Reading text:
- Opening Delimiter -

Abstract
Background
Recent studies suggested a potential association between both overt and subclinical hypothyroidism and migraine. Aims of this study were to estimate the comorbidity of migraine in patients with subclinical hypothyroidism and to evaluate associated clinical characteristics.
Methods
Using a case-control strategy, 151 consecutive subclinical hypothyroidism patients (mean age 48.36 ± 15.86 years) and 150 controls (mean age 50.86 ± 9.19 years) were recruited. In all subjects, migraine characteristics were collected through a direct interview. Clinical and biochemical parameters (thyroid-stimulating hormone, free triiodothyronine, free thyroxine, and anti-thyroid antibodies) were compared between subclinical hypothyroidism patients in comorbidity with migraine and subclinical hypothyroidism patients without migraine.
Results
The prevalence of lifetime migraine was significantly higher in subclinical hypothyroidism patients in comparison with controls (46% vs. 13%, p < 0.001; OR 5.80; 95% CI = 3.35–10.34). Both migraine without and with aura were significantly higher in subclinical hypothyroidism patients than controls (p < 0.001 and p = 0.010, respectively). Thyroid hormones and concentrations of antibodies did not differ between subclinical hypothyroidism patients with and without migraine. Interestingly, a comorbidity for autoimmune diseases was observed in subclinical hypothyroidism patients with migraine in respect to those without migraine (p = 0.005).
Conclusions
Our data suggest that migraine is more frequent in patients with subclinical hypothyroidism in respect to controls. Further studies are needed in order to confirm this association.
Keywords
Introduction
Migraine is a common disorder in the general population and affects approximately 12% of adults in western countries, imposing a great burden on the patient, the family and society (1). In addition, migraine patients show important comorbidities with several diseases such as myocardial infarction, stroke, sub-clinical vascular brain lesions, patent foramen ovale, hypertension, epilepsy, asthma, and psychiatric disorders (2,3).
Recently, increased attention has been devoted to the potential association between migraine and thyroid function, with conflicting results. In 1991, the first report on this topic found that patients with chronic headache had a comorbid hyperthyroidism, while none had hypothyroidism (4). More recently, some studies showed that migraine is associated with an increased risk for the development of both overt and subclinical hypothyroidism (SCH) (5–7). In patients with pediatric migraine, an increased risk of SCH has also been reported (8). At present, the underlying mechanisms of this potential association are unclear.

- Closing Delimiter -

Questions on the material:
1 > In the text on migraine and subclinical hypothyroidism, about what share of adults in western countries does migraine affect?
2 > Decide whether each statement agrees with the text on migraine and subclinical hypothyroidism. Answer yes or no for each, quoting the words of the text that decide it.
(a) The study recruited 151 subclinical hypothyroidism patients and 150 controls.
(b) Thyroid hormone levels differed between subclinical hypothyroidism patients with migraine and those without it.
(c) The 1991 report found hypothyroidism in some patients with chronic headache.
3 > Summarize the text on migraine and subclinical hypothyroidism in three sentences.

Extracted entries:
- Opening Delimiter -

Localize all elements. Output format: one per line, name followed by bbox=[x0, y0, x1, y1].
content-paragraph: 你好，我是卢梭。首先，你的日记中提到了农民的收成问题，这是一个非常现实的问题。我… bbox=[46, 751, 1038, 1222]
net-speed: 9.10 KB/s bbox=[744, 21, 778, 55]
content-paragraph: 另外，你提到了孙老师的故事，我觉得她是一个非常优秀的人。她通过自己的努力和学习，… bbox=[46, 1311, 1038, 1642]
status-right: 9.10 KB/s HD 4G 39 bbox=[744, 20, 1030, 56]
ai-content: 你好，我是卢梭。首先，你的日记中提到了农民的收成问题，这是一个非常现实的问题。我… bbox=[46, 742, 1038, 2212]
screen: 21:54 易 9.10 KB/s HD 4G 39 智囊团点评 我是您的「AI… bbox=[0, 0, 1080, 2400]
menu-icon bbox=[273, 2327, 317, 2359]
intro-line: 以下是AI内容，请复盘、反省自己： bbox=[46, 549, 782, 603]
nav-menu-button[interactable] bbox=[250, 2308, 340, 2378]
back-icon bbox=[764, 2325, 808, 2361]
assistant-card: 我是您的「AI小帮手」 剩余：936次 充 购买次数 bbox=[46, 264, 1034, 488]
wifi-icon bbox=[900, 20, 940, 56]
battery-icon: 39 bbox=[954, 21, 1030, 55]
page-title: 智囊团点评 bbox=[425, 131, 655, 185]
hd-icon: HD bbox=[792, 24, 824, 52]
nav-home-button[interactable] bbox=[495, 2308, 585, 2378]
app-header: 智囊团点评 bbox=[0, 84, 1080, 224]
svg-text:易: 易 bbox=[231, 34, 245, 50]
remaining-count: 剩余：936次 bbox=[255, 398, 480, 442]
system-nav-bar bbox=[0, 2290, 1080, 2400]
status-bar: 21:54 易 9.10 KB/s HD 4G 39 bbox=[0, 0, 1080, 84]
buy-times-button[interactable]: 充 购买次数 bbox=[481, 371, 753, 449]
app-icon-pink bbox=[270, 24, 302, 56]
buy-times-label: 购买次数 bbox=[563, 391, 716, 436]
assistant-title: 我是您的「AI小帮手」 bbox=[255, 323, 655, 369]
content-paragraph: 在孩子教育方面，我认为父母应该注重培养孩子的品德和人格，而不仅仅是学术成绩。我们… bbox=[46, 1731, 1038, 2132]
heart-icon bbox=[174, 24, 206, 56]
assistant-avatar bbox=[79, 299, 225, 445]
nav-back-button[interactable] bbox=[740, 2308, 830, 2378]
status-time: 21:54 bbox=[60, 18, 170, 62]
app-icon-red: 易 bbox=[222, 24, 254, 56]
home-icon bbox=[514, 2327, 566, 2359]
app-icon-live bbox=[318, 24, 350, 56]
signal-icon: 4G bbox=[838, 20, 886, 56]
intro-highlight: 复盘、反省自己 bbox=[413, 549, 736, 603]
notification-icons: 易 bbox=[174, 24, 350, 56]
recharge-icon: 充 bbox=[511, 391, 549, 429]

- Closing Delimiter -

Answer set:
1 > Approximately 12% of adults in western countries.

2 >
(a) Yes: "151 consecutive subclinical hypothyroidism patients (mean age 48.36 ± 15.86 years) and 150 controls (mean age 50.86 ± 9.19 years) were recruited."
(b) No: "Thyroid hormones and concentrations of antibodies did not differ between subclinical hypothyroidism patients with and without migraine."
(c) No: "patients with chronic headache had a comorbid hyperthyroidism, while none had hypothyroidism"

3 > Migraine is a common disorder, and recent studies on its link with thyroid function have given conflicting results, though some suggest an association with overt and subclinical hypothyroidism. A case-control study of 151 subclinical hypothyroidism patients and 150 controls found lifetime migraine far more common in the patients (46% vs. 13%), both with and without aura. Thyroid hormones and antibodies did not differ between patients with and without migraine, while autoimmune comorbidity was more frequent in those with migraine, and the authors state that further studies are needed to confirm the association.